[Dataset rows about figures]
---

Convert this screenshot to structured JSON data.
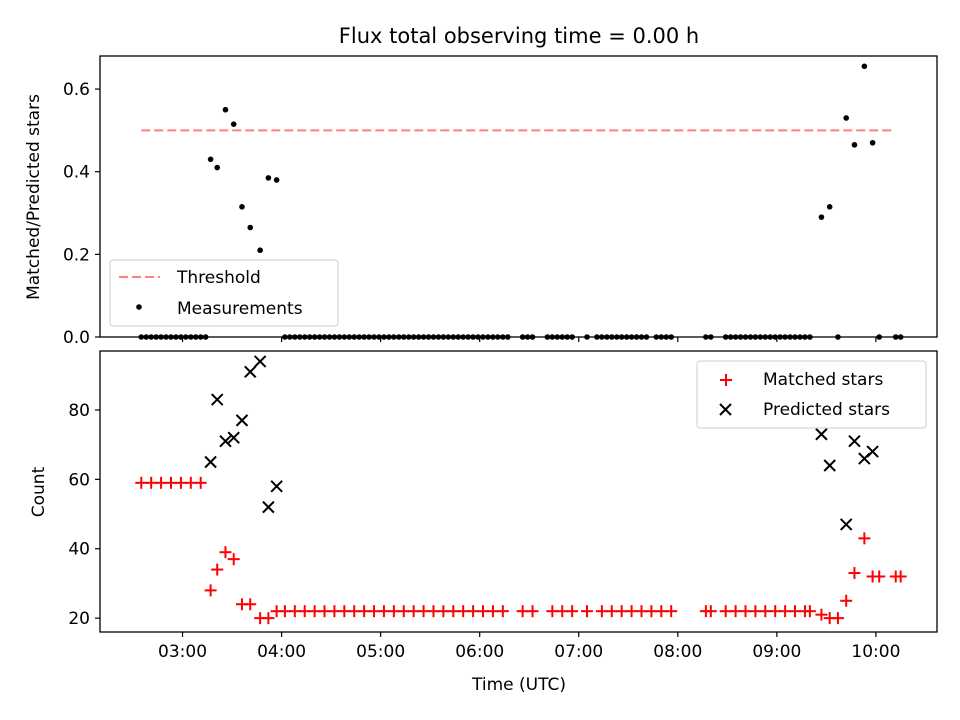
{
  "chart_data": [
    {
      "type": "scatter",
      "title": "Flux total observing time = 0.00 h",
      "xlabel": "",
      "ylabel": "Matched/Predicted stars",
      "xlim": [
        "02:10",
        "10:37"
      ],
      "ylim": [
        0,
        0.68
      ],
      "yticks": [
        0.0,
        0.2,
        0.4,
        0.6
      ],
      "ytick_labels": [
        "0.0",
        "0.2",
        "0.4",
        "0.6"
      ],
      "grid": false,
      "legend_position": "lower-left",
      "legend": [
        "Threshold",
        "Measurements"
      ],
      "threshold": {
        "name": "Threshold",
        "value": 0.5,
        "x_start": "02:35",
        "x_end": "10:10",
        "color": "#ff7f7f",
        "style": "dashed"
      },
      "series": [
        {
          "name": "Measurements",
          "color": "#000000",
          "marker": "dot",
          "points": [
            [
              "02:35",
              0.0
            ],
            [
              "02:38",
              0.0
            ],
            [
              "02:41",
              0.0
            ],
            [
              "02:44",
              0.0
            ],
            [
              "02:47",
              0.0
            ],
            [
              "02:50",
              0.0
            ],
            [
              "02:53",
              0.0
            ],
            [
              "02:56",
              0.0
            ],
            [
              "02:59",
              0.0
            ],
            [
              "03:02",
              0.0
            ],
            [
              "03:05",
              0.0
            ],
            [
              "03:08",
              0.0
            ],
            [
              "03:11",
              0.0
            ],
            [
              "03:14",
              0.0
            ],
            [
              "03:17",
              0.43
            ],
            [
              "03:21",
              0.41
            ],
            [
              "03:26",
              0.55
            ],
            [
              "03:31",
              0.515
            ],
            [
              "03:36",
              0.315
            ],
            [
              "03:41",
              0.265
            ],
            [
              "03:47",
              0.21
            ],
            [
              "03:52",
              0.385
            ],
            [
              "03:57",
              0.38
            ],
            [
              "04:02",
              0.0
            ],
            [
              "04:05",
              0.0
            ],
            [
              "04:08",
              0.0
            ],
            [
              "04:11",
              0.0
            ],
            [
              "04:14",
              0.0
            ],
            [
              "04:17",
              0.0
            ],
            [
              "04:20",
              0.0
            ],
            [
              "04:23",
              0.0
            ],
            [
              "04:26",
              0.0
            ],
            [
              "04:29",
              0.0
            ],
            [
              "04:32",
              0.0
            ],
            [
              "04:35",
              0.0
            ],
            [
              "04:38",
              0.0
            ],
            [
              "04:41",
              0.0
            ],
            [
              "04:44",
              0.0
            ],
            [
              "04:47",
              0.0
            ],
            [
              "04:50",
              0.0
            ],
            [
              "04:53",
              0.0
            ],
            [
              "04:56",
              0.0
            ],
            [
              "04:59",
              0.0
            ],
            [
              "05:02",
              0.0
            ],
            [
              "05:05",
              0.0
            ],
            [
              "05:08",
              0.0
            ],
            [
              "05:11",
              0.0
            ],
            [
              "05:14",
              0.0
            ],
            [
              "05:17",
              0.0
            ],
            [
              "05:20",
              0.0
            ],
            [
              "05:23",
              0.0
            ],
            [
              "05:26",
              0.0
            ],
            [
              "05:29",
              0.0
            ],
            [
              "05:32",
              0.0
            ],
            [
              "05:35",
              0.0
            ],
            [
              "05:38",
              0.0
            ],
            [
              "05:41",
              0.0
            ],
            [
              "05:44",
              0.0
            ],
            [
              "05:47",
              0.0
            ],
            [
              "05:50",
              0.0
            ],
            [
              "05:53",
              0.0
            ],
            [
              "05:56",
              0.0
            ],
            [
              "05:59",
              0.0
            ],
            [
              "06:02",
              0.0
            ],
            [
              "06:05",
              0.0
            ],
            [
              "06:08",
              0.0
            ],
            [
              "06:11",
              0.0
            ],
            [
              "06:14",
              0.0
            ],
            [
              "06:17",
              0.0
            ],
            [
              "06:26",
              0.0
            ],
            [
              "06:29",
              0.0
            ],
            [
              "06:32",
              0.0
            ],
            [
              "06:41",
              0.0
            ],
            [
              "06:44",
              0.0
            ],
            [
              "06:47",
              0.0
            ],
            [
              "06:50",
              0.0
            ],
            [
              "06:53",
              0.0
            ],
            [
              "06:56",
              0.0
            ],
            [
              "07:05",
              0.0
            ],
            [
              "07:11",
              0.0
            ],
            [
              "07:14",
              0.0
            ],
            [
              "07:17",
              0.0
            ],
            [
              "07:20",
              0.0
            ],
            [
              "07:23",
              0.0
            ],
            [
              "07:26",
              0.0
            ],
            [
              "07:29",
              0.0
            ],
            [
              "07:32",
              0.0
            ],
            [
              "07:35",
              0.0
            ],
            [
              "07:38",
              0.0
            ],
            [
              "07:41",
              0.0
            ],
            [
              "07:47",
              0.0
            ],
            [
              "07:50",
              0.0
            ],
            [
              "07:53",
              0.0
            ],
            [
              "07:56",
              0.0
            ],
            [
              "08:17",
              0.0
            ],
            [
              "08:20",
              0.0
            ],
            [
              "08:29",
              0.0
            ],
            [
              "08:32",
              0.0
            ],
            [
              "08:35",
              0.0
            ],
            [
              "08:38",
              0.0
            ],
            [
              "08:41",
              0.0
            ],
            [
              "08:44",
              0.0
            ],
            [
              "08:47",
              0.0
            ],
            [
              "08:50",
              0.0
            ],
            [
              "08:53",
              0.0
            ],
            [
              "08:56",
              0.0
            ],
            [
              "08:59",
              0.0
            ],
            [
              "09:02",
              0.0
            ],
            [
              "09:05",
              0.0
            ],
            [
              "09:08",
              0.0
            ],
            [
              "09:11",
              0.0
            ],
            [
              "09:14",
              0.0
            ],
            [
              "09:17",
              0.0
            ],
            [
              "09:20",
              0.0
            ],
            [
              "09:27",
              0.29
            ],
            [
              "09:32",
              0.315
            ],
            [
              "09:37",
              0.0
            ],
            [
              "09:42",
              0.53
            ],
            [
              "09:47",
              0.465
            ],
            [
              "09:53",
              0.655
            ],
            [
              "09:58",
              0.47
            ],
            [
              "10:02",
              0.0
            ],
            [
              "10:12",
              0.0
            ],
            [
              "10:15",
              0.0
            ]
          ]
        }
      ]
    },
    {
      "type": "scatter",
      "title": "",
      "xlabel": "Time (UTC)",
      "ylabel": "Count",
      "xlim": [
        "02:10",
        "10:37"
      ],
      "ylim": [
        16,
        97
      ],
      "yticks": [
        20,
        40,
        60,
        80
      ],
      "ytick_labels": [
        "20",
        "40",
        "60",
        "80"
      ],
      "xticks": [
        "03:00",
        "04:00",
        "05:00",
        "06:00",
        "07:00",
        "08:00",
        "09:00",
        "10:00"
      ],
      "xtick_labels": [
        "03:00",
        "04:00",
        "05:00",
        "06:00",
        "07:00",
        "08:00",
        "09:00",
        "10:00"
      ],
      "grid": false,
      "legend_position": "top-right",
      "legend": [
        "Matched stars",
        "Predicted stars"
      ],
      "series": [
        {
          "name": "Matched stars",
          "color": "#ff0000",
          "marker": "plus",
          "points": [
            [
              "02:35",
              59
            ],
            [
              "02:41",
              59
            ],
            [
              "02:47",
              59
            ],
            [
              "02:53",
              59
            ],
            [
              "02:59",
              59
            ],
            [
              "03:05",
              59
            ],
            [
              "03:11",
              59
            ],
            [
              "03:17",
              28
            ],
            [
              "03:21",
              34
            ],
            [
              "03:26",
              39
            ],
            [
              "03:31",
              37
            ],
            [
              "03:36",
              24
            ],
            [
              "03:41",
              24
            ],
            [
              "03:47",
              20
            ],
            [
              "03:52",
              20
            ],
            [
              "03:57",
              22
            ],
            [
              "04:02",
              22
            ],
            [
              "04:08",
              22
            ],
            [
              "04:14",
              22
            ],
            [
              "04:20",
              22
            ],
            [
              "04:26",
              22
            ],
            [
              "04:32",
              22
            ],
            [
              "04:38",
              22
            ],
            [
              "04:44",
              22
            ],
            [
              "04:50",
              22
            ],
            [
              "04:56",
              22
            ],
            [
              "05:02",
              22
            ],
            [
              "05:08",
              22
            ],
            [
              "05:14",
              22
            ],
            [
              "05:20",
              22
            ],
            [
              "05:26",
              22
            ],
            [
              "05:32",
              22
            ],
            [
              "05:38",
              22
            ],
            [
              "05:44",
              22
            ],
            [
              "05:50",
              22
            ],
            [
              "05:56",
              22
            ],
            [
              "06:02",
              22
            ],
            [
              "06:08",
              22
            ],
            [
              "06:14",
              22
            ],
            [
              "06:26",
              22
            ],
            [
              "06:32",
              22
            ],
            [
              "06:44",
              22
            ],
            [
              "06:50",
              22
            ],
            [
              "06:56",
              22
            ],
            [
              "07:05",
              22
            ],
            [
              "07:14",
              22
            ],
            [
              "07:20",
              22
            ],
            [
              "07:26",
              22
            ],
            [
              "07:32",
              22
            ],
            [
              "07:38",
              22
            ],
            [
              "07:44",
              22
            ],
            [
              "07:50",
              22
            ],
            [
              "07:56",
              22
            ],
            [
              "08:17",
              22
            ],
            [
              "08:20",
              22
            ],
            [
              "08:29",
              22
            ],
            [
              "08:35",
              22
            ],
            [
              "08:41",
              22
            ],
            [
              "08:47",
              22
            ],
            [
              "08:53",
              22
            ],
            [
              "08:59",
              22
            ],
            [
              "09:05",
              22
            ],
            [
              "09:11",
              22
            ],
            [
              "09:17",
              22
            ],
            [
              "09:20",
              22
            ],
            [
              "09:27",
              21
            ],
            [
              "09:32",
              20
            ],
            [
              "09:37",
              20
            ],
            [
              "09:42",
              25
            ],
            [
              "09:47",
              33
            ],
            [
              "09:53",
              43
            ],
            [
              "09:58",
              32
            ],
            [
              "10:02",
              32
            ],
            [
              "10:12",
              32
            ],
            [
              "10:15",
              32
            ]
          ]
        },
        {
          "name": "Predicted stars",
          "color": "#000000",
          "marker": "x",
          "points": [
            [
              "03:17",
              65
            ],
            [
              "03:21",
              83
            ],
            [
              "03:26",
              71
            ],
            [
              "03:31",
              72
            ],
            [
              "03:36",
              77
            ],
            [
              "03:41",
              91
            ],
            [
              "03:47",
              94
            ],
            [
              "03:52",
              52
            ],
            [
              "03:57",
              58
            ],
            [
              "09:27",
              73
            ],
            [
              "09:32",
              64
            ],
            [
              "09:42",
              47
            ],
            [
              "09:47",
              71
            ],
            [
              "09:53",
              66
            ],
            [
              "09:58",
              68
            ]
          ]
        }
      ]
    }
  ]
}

---

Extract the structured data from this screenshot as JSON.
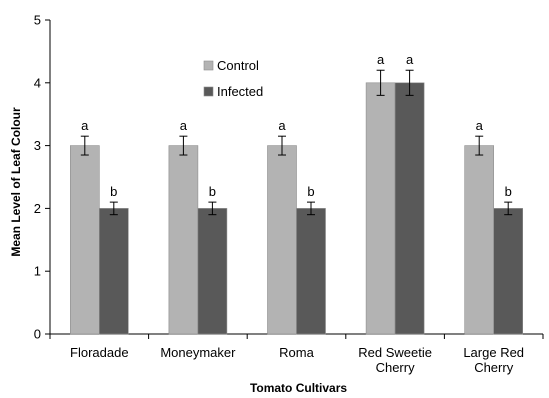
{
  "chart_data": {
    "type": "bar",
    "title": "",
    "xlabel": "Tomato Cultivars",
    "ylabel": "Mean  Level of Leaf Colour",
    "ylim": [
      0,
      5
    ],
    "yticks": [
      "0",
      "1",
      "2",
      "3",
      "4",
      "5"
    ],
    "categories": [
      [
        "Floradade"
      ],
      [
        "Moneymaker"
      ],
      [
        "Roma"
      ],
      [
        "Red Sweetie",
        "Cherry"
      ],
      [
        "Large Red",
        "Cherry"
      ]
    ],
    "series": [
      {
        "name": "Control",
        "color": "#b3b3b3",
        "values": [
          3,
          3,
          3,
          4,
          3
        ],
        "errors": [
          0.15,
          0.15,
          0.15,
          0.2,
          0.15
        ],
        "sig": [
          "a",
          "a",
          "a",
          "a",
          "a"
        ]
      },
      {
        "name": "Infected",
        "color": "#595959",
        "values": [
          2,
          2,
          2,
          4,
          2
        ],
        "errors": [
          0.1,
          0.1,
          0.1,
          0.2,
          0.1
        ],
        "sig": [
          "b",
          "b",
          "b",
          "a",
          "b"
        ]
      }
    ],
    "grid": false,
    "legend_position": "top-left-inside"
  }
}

---

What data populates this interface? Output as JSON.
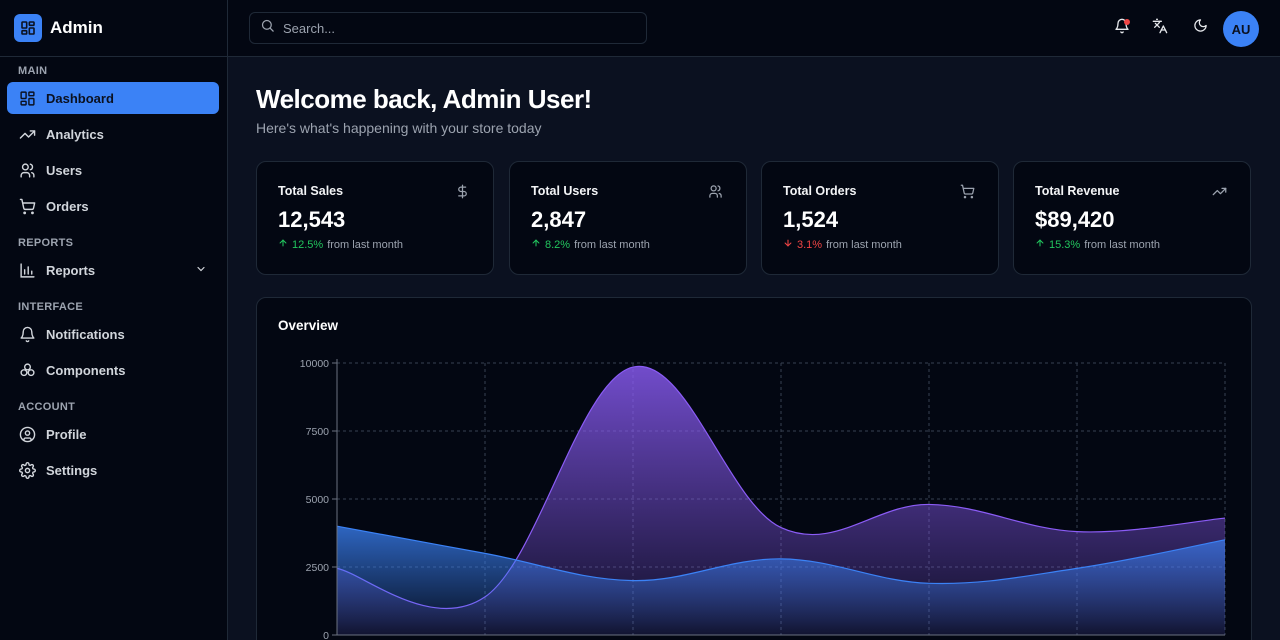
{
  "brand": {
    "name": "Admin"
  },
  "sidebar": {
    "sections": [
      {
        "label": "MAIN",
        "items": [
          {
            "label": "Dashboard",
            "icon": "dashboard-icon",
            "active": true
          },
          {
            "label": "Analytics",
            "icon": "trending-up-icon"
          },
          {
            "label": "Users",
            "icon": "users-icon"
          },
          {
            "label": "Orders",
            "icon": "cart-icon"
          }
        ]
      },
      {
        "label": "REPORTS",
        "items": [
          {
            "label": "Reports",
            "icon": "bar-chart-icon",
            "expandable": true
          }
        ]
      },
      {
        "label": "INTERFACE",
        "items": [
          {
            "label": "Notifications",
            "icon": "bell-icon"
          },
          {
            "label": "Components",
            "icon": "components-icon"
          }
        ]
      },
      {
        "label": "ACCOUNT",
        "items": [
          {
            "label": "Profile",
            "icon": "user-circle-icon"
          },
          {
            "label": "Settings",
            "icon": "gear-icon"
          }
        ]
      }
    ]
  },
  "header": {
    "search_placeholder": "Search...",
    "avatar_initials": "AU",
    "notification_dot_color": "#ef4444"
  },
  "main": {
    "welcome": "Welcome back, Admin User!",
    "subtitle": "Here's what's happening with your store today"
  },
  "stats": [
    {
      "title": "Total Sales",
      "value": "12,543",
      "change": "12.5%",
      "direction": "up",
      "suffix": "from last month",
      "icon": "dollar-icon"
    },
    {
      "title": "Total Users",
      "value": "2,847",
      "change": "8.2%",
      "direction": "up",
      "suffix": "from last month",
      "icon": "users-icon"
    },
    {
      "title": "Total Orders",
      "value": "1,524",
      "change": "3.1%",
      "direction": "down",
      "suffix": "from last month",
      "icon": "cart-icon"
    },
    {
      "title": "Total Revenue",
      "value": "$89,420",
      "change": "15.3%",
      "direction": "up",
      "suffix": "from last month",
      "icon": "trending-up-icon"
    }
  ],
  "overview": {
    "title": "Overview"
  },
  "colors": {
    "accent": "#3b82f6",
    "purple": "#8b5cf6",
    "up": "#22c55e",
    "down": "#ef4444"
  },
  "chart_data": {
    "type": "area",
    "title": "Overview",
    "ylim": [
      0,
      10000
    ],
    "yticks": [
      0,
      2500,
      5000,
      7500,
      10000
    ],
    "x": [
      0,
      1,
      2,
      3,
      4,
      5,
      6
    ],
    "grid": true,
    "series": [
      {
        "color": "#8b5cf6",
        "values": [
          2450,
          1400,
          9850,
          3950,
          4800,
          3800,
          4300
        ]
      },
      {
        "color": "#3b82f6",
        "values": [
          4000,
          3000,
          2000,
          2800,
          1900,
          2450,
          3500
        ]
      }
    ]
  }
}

---

__THE EXERCISE__
Determine how many lines in the records contain "structured", and reply with the number only.

__TASK RESULT__
2